Stored data:
_ _ _ _ _
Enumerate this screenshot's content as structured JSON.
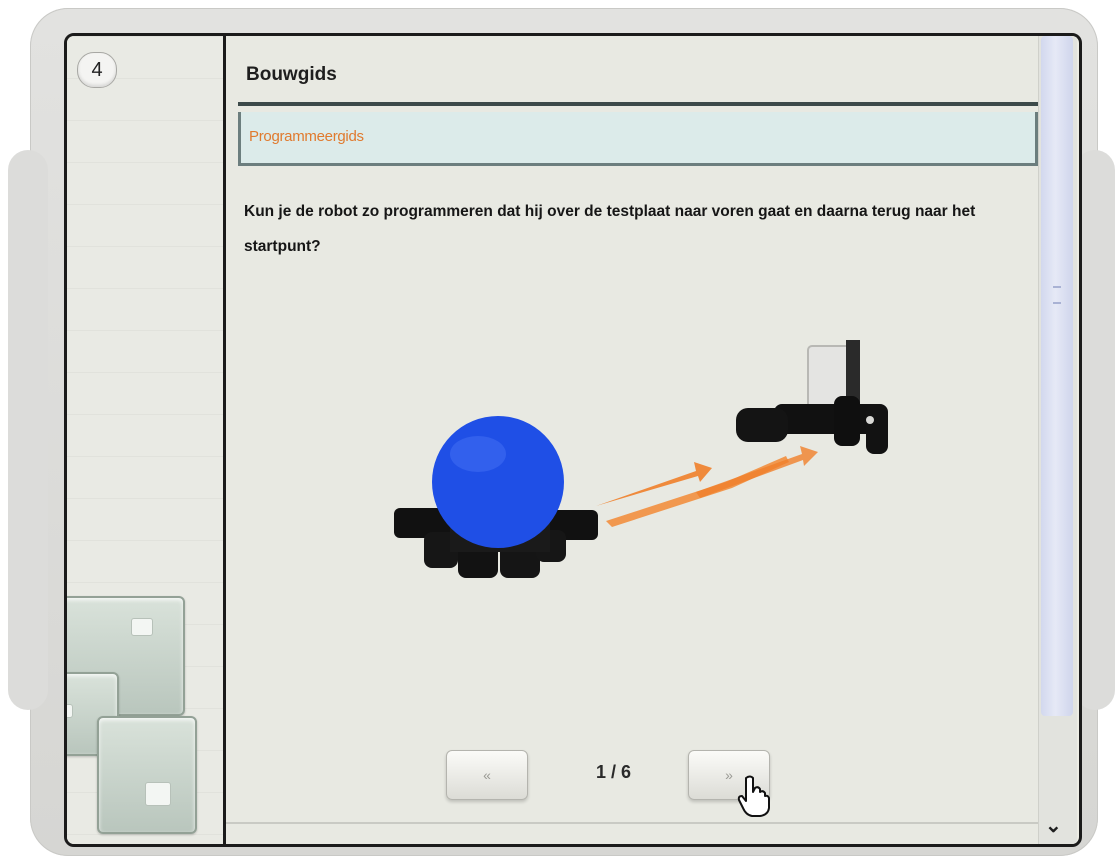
{
  "window": {
    "step_number": "4",
    "title": "Bouwgids",
    "section_header": "Programmeergids",
    "question": "Kun je de robot zo programmeren dat hij over de testplaat naar voren gaat en daarna terug naar het startpunt?"
  },
  "navigation": {
    "prev_label": "«",
    "next_label": "»",
    "page_indicator": "1 / 6"
  },
  "icons": {
    "scroll_down": "chevron-down-icon",
    "cursor": "hand-pointer-icon"
  },
  "colors": {
    "section_header_text": "#e07a2e",
    "ball": "#1f4fe6",
    "arrow": "#f07f2a"
  }
}
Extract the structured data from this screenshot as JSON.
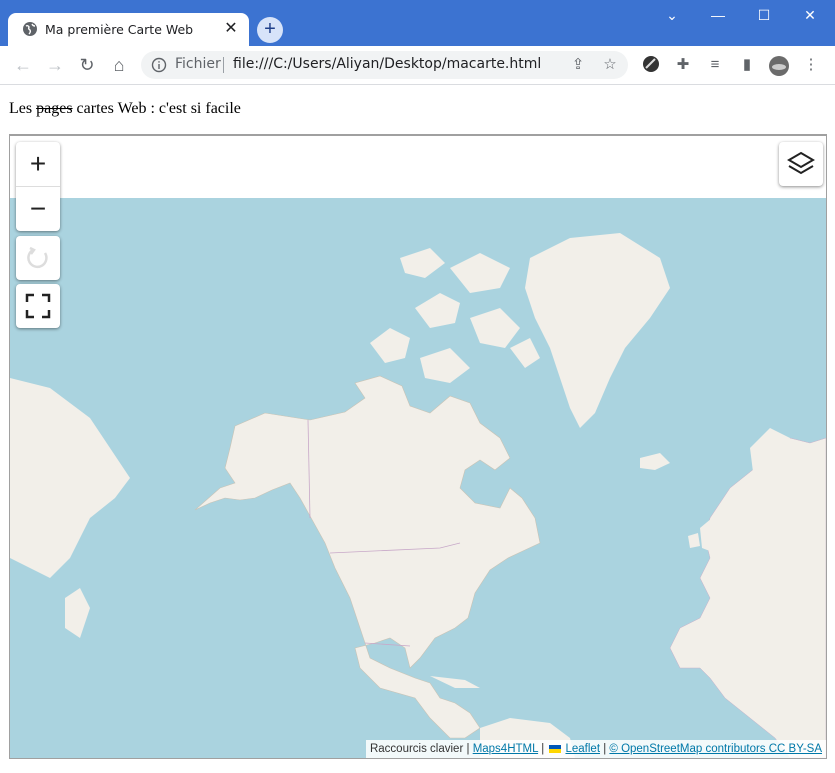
{
  "browser": {
    "tab_title": "Ma première Carte Web",
    "scheme_label": "Fichier",
    "url": "file:///C:/Users/Aliyan/Desktop/macarte.html"
  },
  "page": {
    "heading_prefix": "Les ",
    "heading_strike": "pages",
    "heading_suffix": " cartes Web : c'est si facile"
  },
  "map": {
    "controls": {
      "zoom_in": "+",
      "zoom_out": "−"
    },
    "attribution": {
      "shortcuts": "Raccourcis clavier",
      "sep": " | ",
      "maps4html": "Maps4HTML",
      "leaflet": "Leaflet",
      "osm": "© OpenStreetMap contributors CC BY-SA"
    },
    "colors": {
      "water": "#aad3df",
      "land": "#f2efe9",
      "border": "#c8a8c8"
    }
  },
  "colors": {
    "titlebar": "#3c73d1",
    "link": "#0078a8"
  }
}
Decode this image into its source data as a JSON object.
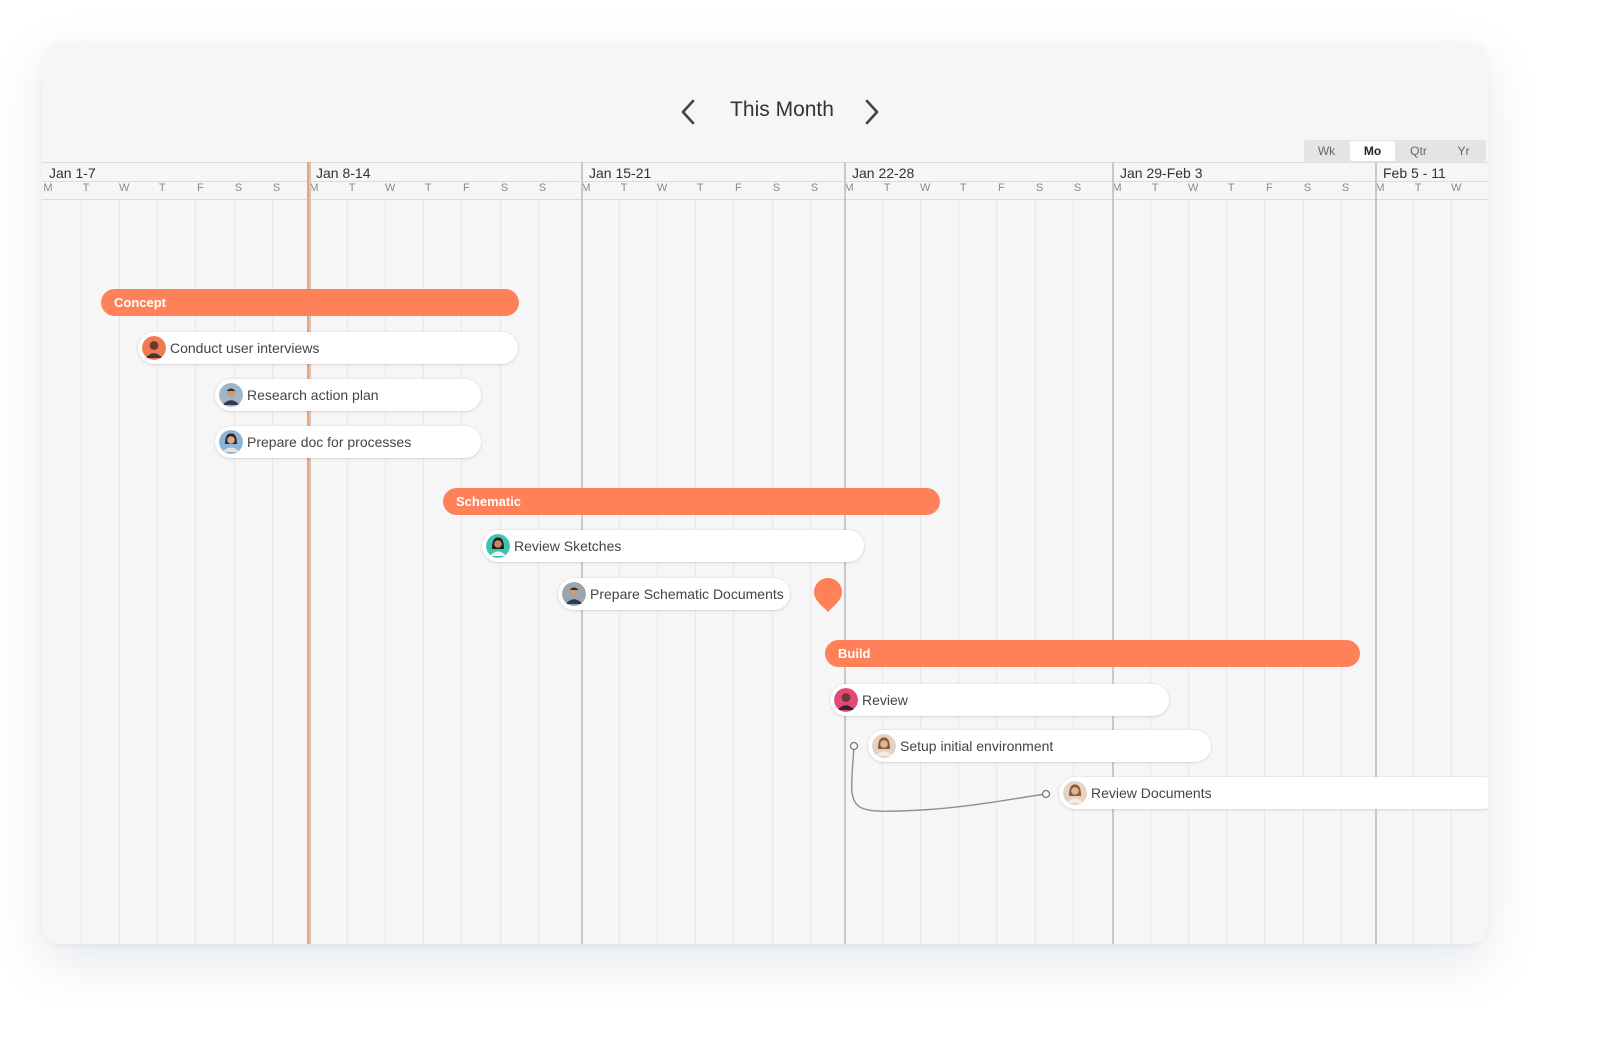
{
  "header": {
    "title": "This Month",
    "prev_icon": "chevron-left-icon",
    "next_icon": "chevron-right-icon"
  },
  "zoom": {
    "options": [
      "Wk",
      "Mo",
      "Qtr",
      "Yr"
    ],
    "selected": "Mo"
  },
  "weeks": [
    {
      "label": "Jan 1-7",
      "days": [
        "M",
        "T",
        "W",
        "T",
        "F",
        "S",
        "S"
      ]
    },
    {
      "label": "Jan 8-14",
      "days": [
        "M",
        "T",
        "W",
        "T",
        "F",
        "S",
        "S"
      ]
    },
    {
      "label": "Jan 15-21",
      "days": [
        "M",
        "T",
        "W",
        "T",
        "F",
        "S",
        "S"
      ]
    },
    {
      "label": "Jan 22-28",
      "days": [
        "M",
        "T",
        "W",
        "T",
        "F",
        "S",
        "S"
      ]
    },
    {
      "label": "Jan 29-Feb 3",
      "days": [
        "M",
        "T",
        "W",
        "T",
        "F",
        "S",
        "S"
      ]
    },
    {
      "label": "Feb 5 - 11",
      "days": [
        "M",
        "T",
        "W"
      ]
    }
  ],
  "colors": {
    "accent": "#ff8159",
    "today_line": "#f4a070",
    "background": "#f6f6f6"
  },
  "phases": [
    {
      "label": "Concept"
    },
    {
      "label": "Schematic"
    },
    {
      "label": "Build"
    }
  ],
  "tasks": [
    {
      "label": "Conduct user interviews",
      "avatar": "avatar-orange"
    },
    {
      "label": "Research action plan",
      "avatar": "avatar-blue"
    },
    {
      "label": "Prepare doc for processes",
      "avatar": "avatar-blue"
    },
    {
      "label": "Review Sketches",
      "avatar": "avatar-teal"
    },
    {
      "label": "Prepare Schematic Documents",
      "avatar": "avatar-grey"
    },
    {
      "label": "Review",
      "avatar": "avatar-pink"
    },
    {
      "label": "Setup initial environment",
      "avatar": "avatar-beige"
    },
    {
      "label": "Review Documents",
      "avatar": "avatar-beige"
    }
  ],
  "milestone": {
    "icon": "milestone-marker-icon"
  }
}
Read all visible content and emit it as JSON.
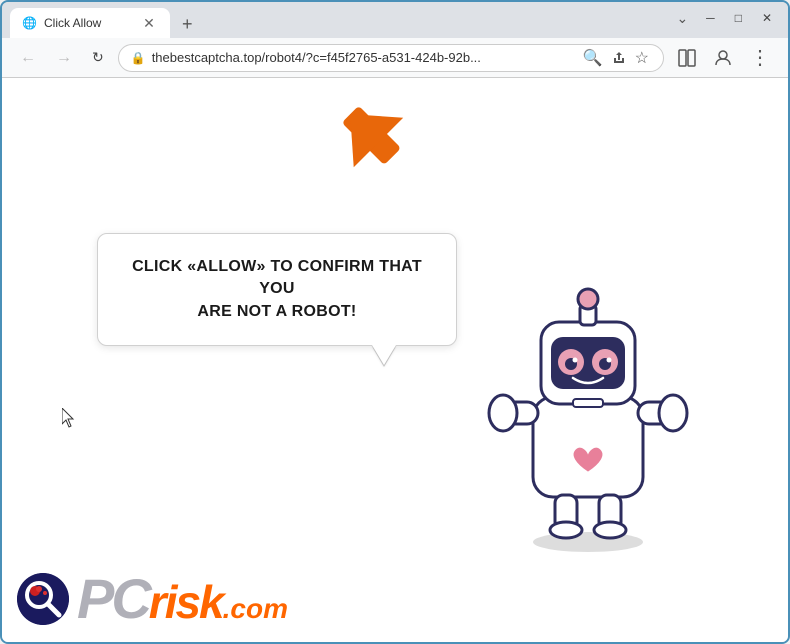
{
  "window": {
    "title": "Click Allow",
    "tab_label": "Click Allow",
    "new_tab_label": "+"
  },
  "window_controls": {
    "minimize": "─",
    "maximize": "□",
    "close": "✕"
  },
  "address_bar": {
    "url": "thebestcaptcha.top/robot4/?c=f45f2765-a531-424b-92b...",
    "back_label": "←",
    "forward_label": "→",
    "reload_label": "↻",
    "stop_label": "✕"
  },
  "toolbar": {
    "search_icon": "🔍",
    "share_icon": "⬆",
    "bookmark_icon": "☆",
    "split_icon": "▣",
    "profile_icon": "👤",
    "menu_icon": "⋮"
  },
  "page": {
    "bubble_text_line1": "CLICK «ALLOW» TO CONFIRM THAT YOU",
    "bubble_text_line2": "ARE NOT A ROBOT!"
  },
  "footer": {
    "logo_text_pc": "PC",
    "logo_text_risk": "risk",
    "logo_text_com": ".com"
  },
  "colors": {
    "arrow_orange": "#e8670a",
    "brand_orange": "#ff6600",
    "border_blue": "#4a90b8",
    "bubble_border": "#d0d0d0"
  }
}
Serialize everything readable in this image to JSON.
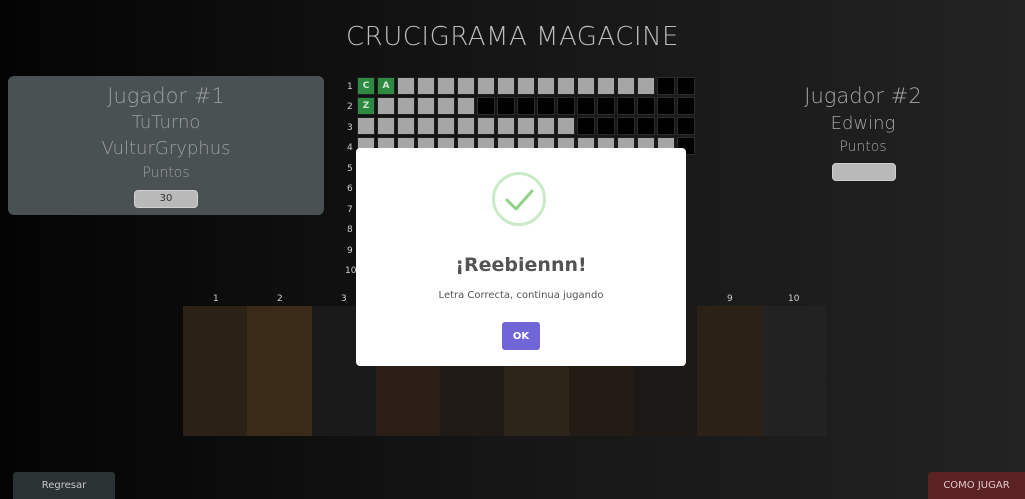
{
  "title": "CRUCIGRAMA MAGACINE",
  "player1": {
    "label": "Jugador #1",
    "name1": "TuTurno",
    "name2": "VulturGryphus",
    "points_label": "Puntos",
    "score": "30"
  },
  "player2": {
    "label": "Jugador #2",
    "name": "Edwing",
    "points_label": "Puntos",
    "score": ""
  },
  "grid": {
    "row_numbers": [
      "1",
      "2",
      "3",
      "4",
      "5",
      "6",
      "7",
      "8",
      "9",
      "10"
    ],
    "letters": [
      "C",
      "A",
      "Z"
    ]
  },
  "column_numbers": [
    "1",
    "2",
    "3",
    "9",
    "10"
  ],
  "modal": {
    "title": "¡Reebiennn!",
    "text": "Letra Correcta, continua jugando",
    "ok_label": "OK"
  },
  "buttons": {
    "back": "Regresar",
    "how_to_play": "COMO JUGAR"
  },
  "colors": {
    "modal_button": "#7066d8",
    "correct_cell": "#2d8a43",
    "check": "#8fd387"
  }
}
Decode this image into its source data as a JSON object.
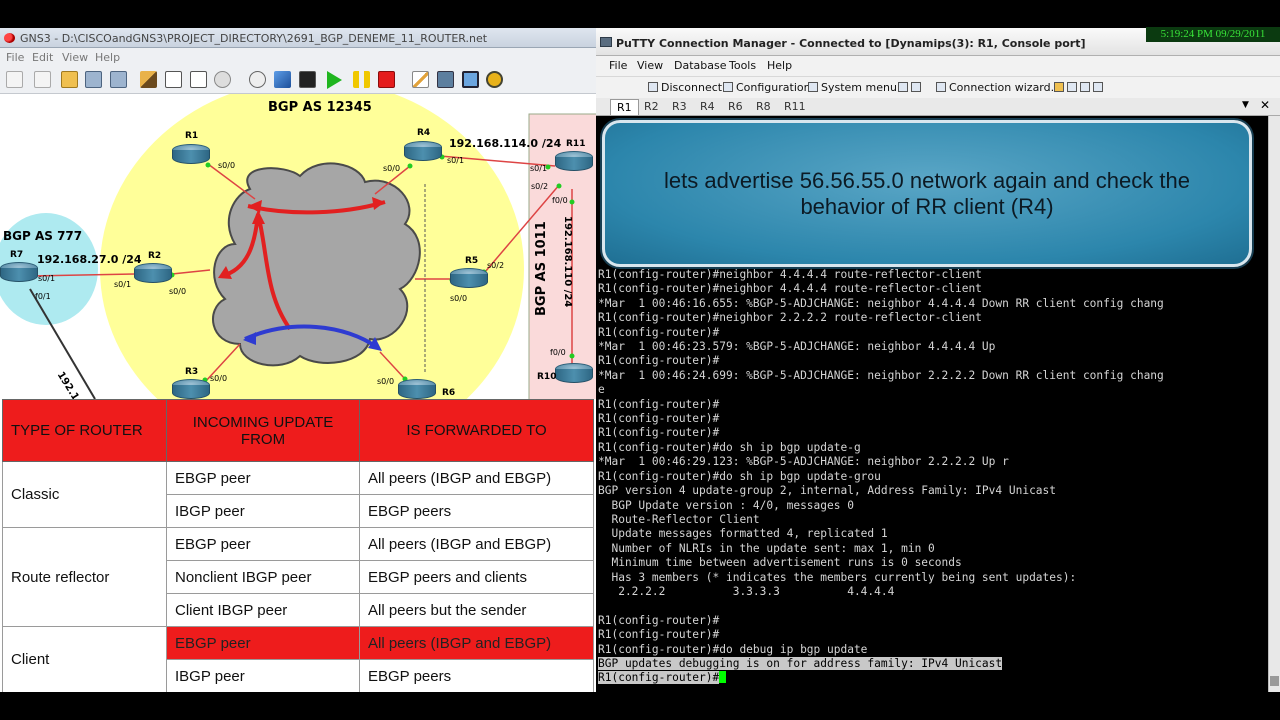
{
  "gns3": {
    "title": "GNS3 - D:\\CISCOandGNS3\\PROJECT_DIRECTORY\\2691_BGP_DENEME_11_ROUTER.net",
    "menu": [
      "File",
      "Edit",
      "View",
      "Help"
    ],
    "topology": {
      "as_main": "BGP AS 12345",
      "as_left": "BGP AS 777",
      "as_right": "BGP AS 1011",
      "net_r4_r11": "192.168.114.0 /24",
      "net_r7_r2": "192.168.27.0 /24",
      "net_r11_r10": "192.168.110 /24",
      "net_r7_partial": "192.16",
      "routers": [
        "R1",
        "R2",
        "R3",
        "R4",
        "R5",
        "R6",
        "R7",
        "R10",
        "R11"
      ],
      "interfaces": {
        "r1_s00": "s0/0",
        "r4_s00": "s0/0",
        "r4_s01": "s0/1",
        "r11_s01": "s0/1",
        "r11_s02": "s0/2",
        "r11_f00": "f0/0",
        "r7_s01": "s0/1",
        "r7_f01": "f0/1",
        "r2_s01": "s0/1",
        "r2_s00": "s0/0",
        "r5_s02": "s0/2",
        "r5_s00": "s0/0",
        "r3_s00": "s0/0",
        "r6_s00": "s0/0",
        "r10_f00": "f0/0"
      }
    }
  },
  "table": {
    "headers": [
      "TYPE OF ROUTER",
      "INCOMING UPDATE FROM",
      "IS FORWARDED TO"
    ],
    "groups": [
      {
        "type": "Classic",
        "rows": [
          [
            "EBGP peer",
            "All peers (IBGP and EBGP)"
          ],
          [
            "IBGP peer",
            "EBGP peers"
          ]
        ]
      },
      {
        "type": "Route reflector",
        "rows": [
          [
            "EBGP peer",
            "All peers (IBGP and EBGP)"
          ],
          [
            "Nonclient IBGP peer",
            "EBGP peers and clients"
          ],
          [
            "Client IBGP peer",
            "All peers but the sender"
          ]
        ]
      },
      {
        "type": "Client",
        "rows": [
          [
            "EBGP peer",
            "All peers (IBGP and EBGP)"
          ],
          [
            "IBGP peer",
            "EBGP peers"
          ]
        ]
      }
    ]
  },
  "putty": {
    "title": "PuTTY Connection Manager - Connected to [Dynamips(3): R1, Console port]",
    "clock": "5:19:24 PM 09/29/2011",
    "menu": [
      "File",
      "View",
      "Database",
      "Tools",
      "Help"
    ],
    "toolbar": [
      "Disconnect",
      "Configuration",
      "System menu",
      "Connection wizard..."
    ],
    "tabs": [
      "R1",
      "R2",
      "R3",
      "R4",
      "R6",
      "R8",
      "R11"
    ],
    "callout": "lets advertise 56.56.55.0 network again and check the behavior of RR client (R4)",
    "terminal_lines": [
      "R1(config-router)#neighbor 4.4.4.4 route-reflector-client",
      "R1(config-router)#neighbor 4.4.4.4 route-reflector-client",
      "*Mar  1 00:46:16.655: %BGP-5-ADJCHANGE: neighbor 4.4.4.4 Down RR client config chang",
      "R1(config-router)#neighbor 2.2.2.2 route-reflector-client",
      "R1(config-router)#",
      "*Mar  1 00:46:23.579: %BGP-5-ADJCHANGE: neighbor 4.4.4.4 Up",
      "R1(config-router)#",
      "*Mar  1 00:46:24.699: %BGP-5-ADJCHANGE: neighbor 2.2.2.2 Down RR client config chang",
      "e",
      "R1(config-router)#",
      "R1(config-router)#",
      "R1(config-router)#",
      "R1(config-router)#do sh ip bgp update-g",
      "*Mar  1 00:46:29.123: %BGP-5-ADJCHANGE: neighbor 2.2.2.2 Up r",
      "R1(config-router)#do sh ip bgp update-grou",
      "BGP version 4 update-group 2, internal, Address Family: IPv4 Unicast",
      "  BGP Update version : 4/0, messages 0",
      "  Route-Reflector Client",
      "  Update messages formatted 4, replicated 1",
      "  Number of NLRIs in the update sent: max 1, min 0",
      "  Minimum time between advertisement runs is 0 seconds",
      "  Has 3 members (* indicates the members currently being sent updates):",
      "   2.2.2.2          3.3.3.3          4.4.4.4",
      "",
      "R1(config-router)#",
      "R1(config-router)#",
      "R1(config-router)#do debug ip bgp update",
      "BGP updates debugging is on for address family: IPv4 Unicast",
      "R1(config-router)#"
    ],
    "colors": {
      "highlight_line_bg": "#c8c8c8",
      "cursor": "#00ff00"
    }
  }
}
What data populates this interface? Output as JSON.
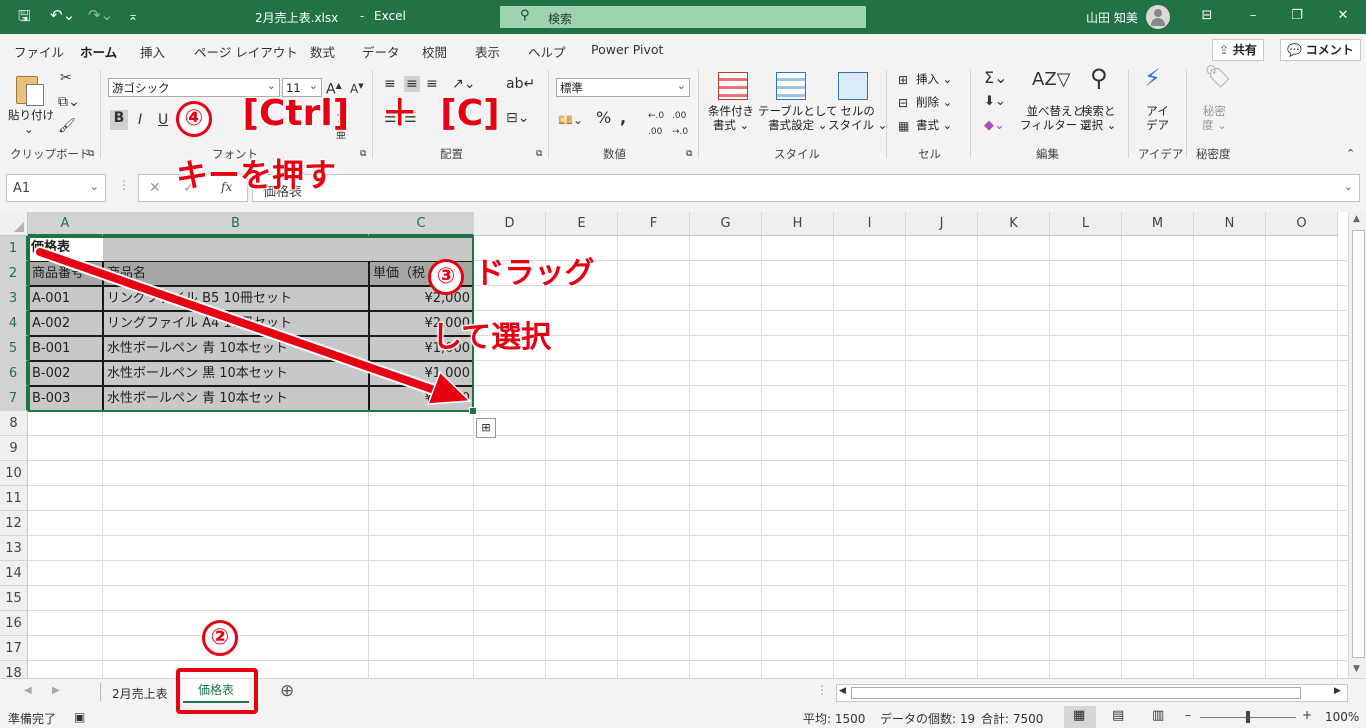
_ _ _ _ _
Only lines with the string "content" belong in your answer; copy each one.

Answer for the task:
Enumerate this screenshot's content as structured JSON.
Read all visible content and emit it as JSON.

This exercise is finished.